## Request
From the records below, pull each line that has "JSON".

--------------------------------------------------

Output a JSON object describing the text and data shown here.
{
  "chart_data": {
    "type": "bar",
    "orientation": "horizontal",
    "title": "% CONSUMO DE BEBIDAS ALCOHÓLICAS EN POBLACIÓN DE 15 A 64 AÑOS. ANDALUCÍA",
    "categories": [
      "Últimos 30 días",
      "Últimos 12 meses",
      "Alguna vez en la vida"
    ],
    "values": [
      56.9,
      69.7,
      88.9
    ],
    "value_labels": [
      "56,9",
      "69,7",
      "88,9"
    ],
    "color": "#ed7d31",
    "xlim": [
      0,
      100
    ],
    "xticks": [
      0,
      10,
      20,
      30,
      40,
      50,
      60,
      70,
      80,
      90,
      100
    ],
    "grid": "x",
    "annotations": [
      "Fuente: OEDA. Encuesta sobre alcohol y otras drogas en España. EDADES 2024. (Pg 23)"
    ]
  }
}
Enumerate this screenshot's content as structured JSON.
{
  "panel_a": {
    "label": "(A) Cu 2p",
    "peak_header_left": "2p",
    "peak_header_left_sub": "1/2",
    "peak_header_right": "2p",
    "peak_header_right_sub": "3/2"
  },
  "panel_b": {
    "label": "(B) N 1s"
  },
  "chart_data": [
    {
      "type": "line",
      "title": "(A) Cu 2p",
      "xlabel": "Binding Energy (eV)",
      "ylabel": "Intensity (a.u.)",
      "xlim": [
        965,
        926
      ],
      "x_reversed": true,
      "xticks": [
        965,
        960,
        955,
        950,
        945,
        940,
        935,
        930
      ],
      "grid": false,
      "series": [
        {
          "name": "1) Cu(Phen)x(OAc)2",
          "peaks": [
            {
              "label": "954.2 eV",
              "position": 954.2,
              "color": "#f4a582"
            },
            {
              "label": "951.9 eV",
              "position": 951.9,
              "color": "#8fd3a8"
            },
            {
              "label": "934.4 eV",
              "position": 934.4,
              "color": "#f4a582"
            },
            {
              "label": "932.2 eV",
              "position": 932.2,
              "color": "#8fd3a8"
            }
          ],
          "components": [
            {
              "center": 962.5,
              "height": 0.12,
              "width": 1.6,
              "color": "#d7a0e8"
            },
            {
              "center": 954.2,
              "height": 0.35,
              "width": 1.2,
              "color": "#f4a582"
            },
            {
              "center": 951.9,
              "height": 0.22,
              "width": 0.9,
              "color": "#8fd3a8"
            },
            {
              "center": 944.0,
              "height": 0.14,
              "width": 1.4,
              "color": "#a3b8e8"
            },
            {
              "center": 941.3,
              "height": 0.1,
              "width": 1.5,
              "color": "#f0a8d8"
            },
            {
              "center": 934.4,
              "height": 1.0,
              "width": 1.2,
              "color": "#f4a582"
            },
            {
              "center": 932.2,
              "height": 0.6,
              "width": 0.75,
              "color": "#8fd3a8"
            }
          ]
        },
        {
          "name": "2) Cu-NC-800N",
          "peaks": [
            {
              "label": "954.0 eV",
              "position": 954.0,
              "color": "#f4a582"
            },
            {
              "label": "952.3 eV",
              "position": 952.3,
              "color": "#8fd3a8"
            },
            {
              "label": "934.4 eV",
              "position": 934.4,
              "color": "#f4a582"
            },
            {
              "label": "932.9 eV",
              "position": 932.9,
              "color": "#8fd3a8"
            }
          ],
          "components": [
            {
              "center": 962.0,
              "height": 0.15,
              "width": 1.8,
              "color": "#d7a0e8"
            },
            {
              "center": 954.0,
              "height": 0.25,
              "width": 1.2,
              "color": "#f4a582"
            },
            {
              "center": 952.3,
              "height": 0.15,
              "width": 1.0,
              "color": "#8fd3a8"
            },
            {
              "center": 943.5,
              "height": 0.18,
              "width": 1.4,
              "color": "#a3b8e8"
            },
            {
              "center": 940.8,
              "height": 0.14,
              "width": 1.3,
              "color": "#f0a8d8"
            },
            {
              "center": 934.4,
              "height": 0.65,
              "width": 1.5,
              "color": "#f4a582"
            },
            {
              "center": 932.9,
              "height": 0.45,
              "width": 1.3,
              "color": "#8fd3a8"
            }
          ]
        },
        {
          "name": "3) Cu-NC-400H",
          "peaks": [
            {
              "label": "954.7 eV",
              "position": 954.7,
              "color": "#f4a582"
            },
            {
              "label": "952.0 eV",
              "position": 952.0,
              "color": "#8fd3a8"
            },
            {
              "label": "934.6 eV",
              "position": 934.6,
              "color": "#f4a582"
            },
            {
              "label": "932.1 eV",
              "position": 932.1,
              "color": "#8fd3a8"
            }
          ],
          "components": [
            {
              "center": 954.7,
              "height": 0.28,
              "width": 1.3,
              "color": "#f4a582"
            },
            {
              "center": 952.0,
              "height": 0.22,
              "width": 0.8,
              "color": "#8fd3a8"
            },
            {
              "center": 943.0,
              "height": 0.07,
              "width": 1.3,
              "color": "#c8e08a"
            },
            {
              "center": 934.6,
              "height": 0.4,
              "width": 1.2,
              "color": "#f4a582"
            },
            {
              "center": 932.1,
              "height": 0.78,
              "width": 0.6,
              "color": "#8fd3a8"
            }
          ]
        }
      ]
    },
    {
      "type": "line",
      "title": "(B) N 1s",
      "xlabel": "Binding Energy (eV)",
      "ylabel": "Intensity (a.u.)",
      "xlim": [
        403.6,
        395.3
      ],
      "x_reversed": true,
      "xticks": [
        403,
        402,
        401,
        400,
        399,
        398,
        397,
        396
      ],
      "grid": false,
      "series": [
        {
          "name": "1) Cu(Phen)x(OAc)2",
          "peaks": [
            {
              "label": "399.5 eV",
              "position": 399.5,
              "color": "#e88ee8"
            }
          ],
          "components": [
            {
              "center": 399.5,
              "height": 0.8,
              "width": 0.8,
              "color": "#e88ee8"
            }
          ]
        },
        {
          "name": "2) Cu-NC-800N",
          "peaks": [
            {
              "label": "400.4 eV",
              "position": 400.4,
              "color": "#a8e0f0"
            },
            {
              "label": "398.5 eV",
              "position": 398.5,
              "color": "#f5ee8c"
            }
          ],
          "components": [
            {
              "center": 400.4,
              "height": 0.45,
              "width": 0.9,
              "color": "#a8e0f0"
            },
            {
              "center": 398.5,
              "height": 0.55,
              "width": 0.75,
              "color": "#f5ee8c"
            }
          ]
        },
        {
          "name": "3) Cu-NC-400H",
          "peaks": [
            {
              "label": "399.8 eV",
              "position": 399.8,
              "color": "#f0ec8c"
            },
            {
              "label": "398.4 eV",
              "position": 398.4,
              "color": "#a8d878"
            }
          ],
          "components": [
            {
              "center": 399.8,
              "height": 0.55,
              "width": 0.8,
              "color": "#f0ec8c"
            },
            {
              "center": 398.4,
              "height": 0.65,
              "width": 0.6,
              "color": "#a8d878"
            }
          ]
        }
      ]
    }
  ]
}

--------------------------------------------------

## Result
Output a JSON object describing the text and data shown here.
Enumerate this screenshot's content as structured JSON.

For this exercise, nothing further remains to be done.